### CONSIGNA A
¿Puedes imprimir de nuevo, idénticas, las líneas de las entradas, todo desde la que contiene "chevron-left-icon — [122, 529, 128, 539]" hasta el final de las entradas, ambos extremos incluidos?

____

En Homs, en Hula, en Deraa, en algunos suburbios de Damasco a donde ha llegado ya el fuego de la insurrección que comenzó hace más de un año, ser niño ya no es posible. El vídeo de France Presseque han emitido esta semana varias televisiones fracesas lo grabó un periodista que consiguió acceder, a finales de junio, a la ciudad de Azzara. Allí hay un castillo donde se han hecho fuertes algunos opositores (llaman a su organización Ejercito Libre de Siria) que intercambian disparos con francotiradores leales al régimen. Pronto sabremos que uno de los rebeldes se llama Ahmad, y lo sabremos porque dos disparos le alcanzan en la cabeza y entre su hermano y otros compañeros de armas sacan de allí su cuerpo desmadejado -la cabeza ensangrentada- y lo dejan sobre el suelo unos cuantos metros más allá mientras se escucha la voz aguda de un niño que se acerca entre lamentos, diciendo “Ahmad, Ahmad, Díos mío”.
Este niño, que tiene doce o trece años, lleva fusil y un chaleco para la munición. Lo acompaña un joven que no tendrá más de veinte años y que regresa después con él al castillo donde sigue el combate. En los minutos posteriores morirán otros cinco rebeldes (las bajas entre los leales al régimen no se conocen), y el periodista de France Press llegará a grabar a las viudas de los difuntos acariciando sus caras antes de la sepultura mientras sus vecinos prometen ganar esta batalla y conservar el castillo: “Si lo perdemos nos pasará como a Baba Amr”, dicen, en referencia al barrio insurrecto de Homs que fue arrasado por el Ejército.

____

### CONSIGNA B
En el texto sobre Siria, ¿puedes reescribir todo desde "Este niño, que" hasta "por el Ejército." sustituyendo "viudas" por "madres"?

(Registros de contornos de elementos)
____

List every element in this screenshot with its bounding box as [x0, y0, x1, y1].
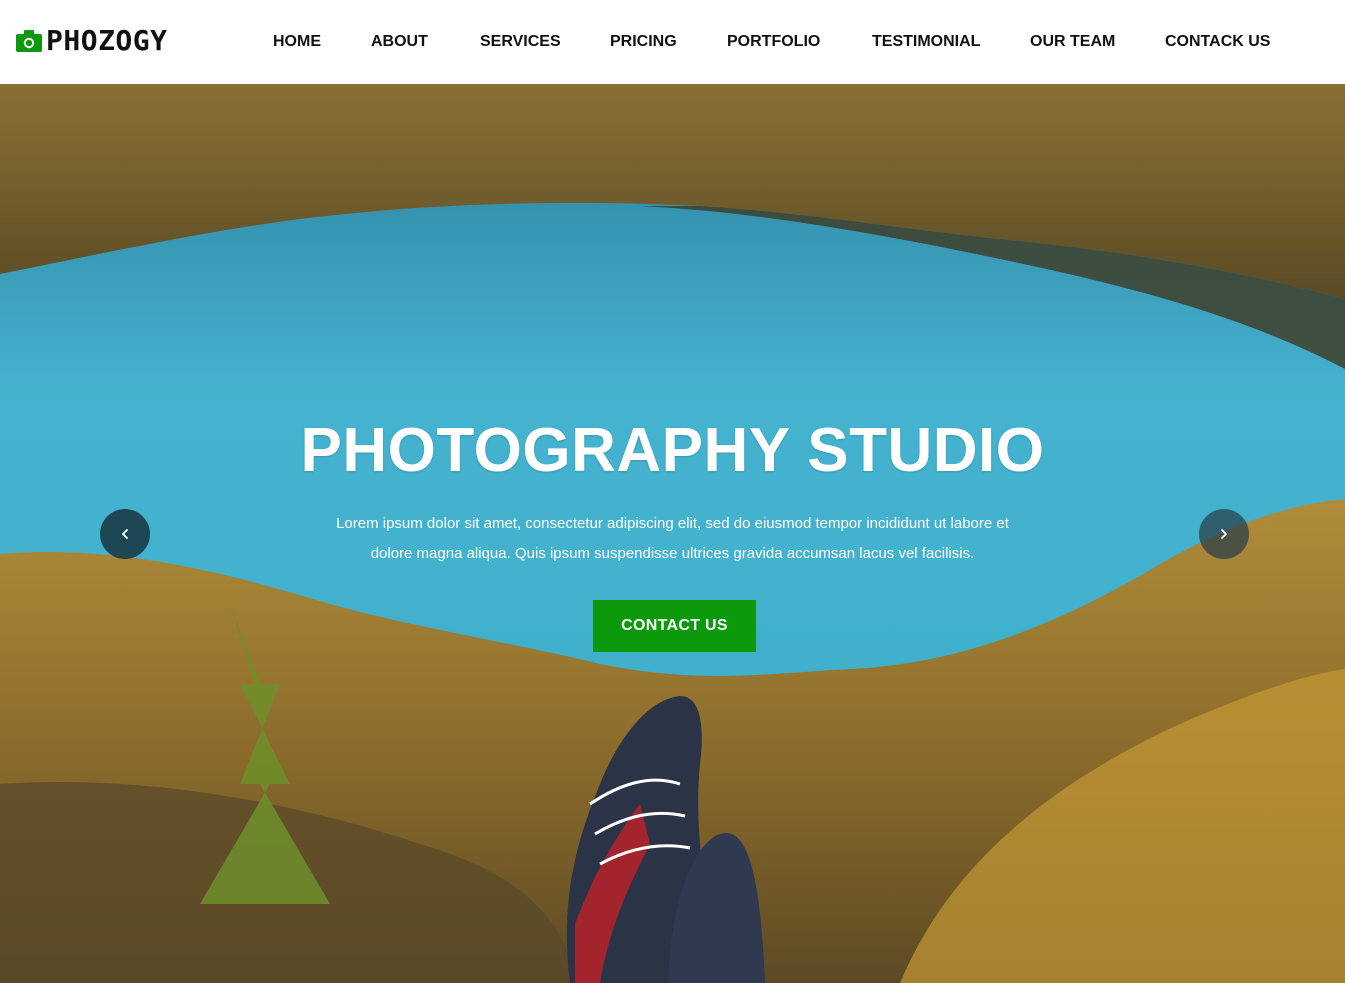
chevron-left-icon — [122, 529, 128, 539]
nav-item-pricing[interactable]: PRICING — [610, 32, 677, 52]
nav-item-our-team[interactable]: OUR TEAM — [1030, 32, 1115, 52]
site-header: PHOZOGY HOME ABOUT SERVICES PRICING PORT… — [0, 0, 1345, 84]
brand-name: PHOZOGY — [46, 24, 168, 57]
brand-logo[interactable]: PHOZOGY — [16, 26, 168, 56]
nav-item-home[interactable]: HOME — [273, 32, 321, 52]
slider-next-button[interactable] — [1199, 509, 1249, 559]
nav-item-contact[interactable]: CONTACK US — [1165, 32, 1270, 52]
nav-item-portfolio[interactable]: PORTFOLIO — [727, 32, 820, 52]
hero-slider: PHOTOGRAPHY STUDIO Lorem ipsum dolor sit… — [0, 84, 1345, 983]
main-nav: HOME ABOUT SERVICES PRICING PORTFOLIO TE… — [0, 0, 1345, 84]
camera-icon — [16, 30, 42, 52]
chevron-right-icon — [1221, 529, 1227, 539]
slider-prev-button[interactable] — [100, 509, 150, 559]
hero-description: Lorem ipsum dolor sit amet, consectetur … — [336, 515, 1009, 562]
hero-title: PHOTOGRAPHY STUDIO — [300, 416, 1045, 485]
nav-item-testimonial[interactable]: TESTIMONIAL — [872, 32, 980, 52]
contact-us-button[interactable]: CONTACT US — [593, 600, 756, 652]
nav-item-about[interactable]: ABOUT — [371, 32, 428, 52]
nav-item-services[interactable]: SERVICES — [480, 32, 561, 52]
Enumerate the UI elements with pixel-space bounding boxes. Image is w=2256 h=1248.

____

### RESPUESTA FINAL A
chevron-left-icon — [122, 529, 128, 539]
nav-item-pricing[interactable]: PRICING — [610, 32, 677, 52]
nav-item-our-team[interactable]: OUR TEAM — [1030, 32, 1115, 52]
site-header: PHOZOGY HOME ABOUT SERVICES PRICING PORT… — [0, 0, 1345, 84]
brand-name: PHOZOGY — [46, 24, 168, 57]
brand-logo[interactable]: PHOZOGY — [16, 26, 168, 56]
nav-item-home[interactable]: HOME — [273, 32, 321, 52]
slider-next-button[interactable] — [1199, 509, 1249, 559]
nav-item-contact[interactable]: CONTACK US — [1165, 32, 1270, 52]
nav-item-portfolio[interactable]: PORTFOLIO — [727, 32, 820, 52]
hero-slider: PHOTOGRAPHY STUDIO Lorem ipsum dolor sit… — [0, 84, 1345, 983]
main-nav: HOME ABOUT SERVICES PRICING PORTFOLIO TE… — [0, 0, 1345, 84]
camera-icon — [16, 30, 42, 52]
chevron-right-icon — [1221, 529, 1227, 539]
slider-prev-button[interactable] — [100, 509, 150, 559]
hero-description: Lorem ipsum dolor sit amet, consectetur … — [336, 515, 1009, 562]
hero-title: PHOTOGRAPHY STUDIO — [300, 416, 1045, 485]
nav-item-testimonial[interactable]: TESTIMONIAL — [872, 32, 980, 52]
contact-us-button[interactable]: CONTACT US — [593, 600, 756, 652]
nav-item-about[interactable]: ABOUT — [371, 32, 428, 52]
nav-item-services[interactable]: SERVICES — [480, 32, 561, 52]
Enumerate the UI elements with pixel-space bounding boxes. Image is w=2256 h=1248.

### RESPUESTA FINAL B
Este niño, que tiene doce o trece años, lleva fusil y un chaleco para la munición. Lo acompaña un joven que no tendrá más de veinte años y que regresa después con él al castillo donde sigue el combate. En los minutos posteriores morirán otros cinco rebeldes (las bajas entre los leales al régimen no se conocen), y el periodista de France Press llegará a grabar a las madres de los difuntos acariciando sus caras antes de la sepultura mientras sus vecinos prometen ganar esta batalla y conservar el castillo: “Si lo perdemos nos pasará como a Baba Amr”, dicen, en referencia al barrio insurrecto de Homs que fue arrasado por el Ejército.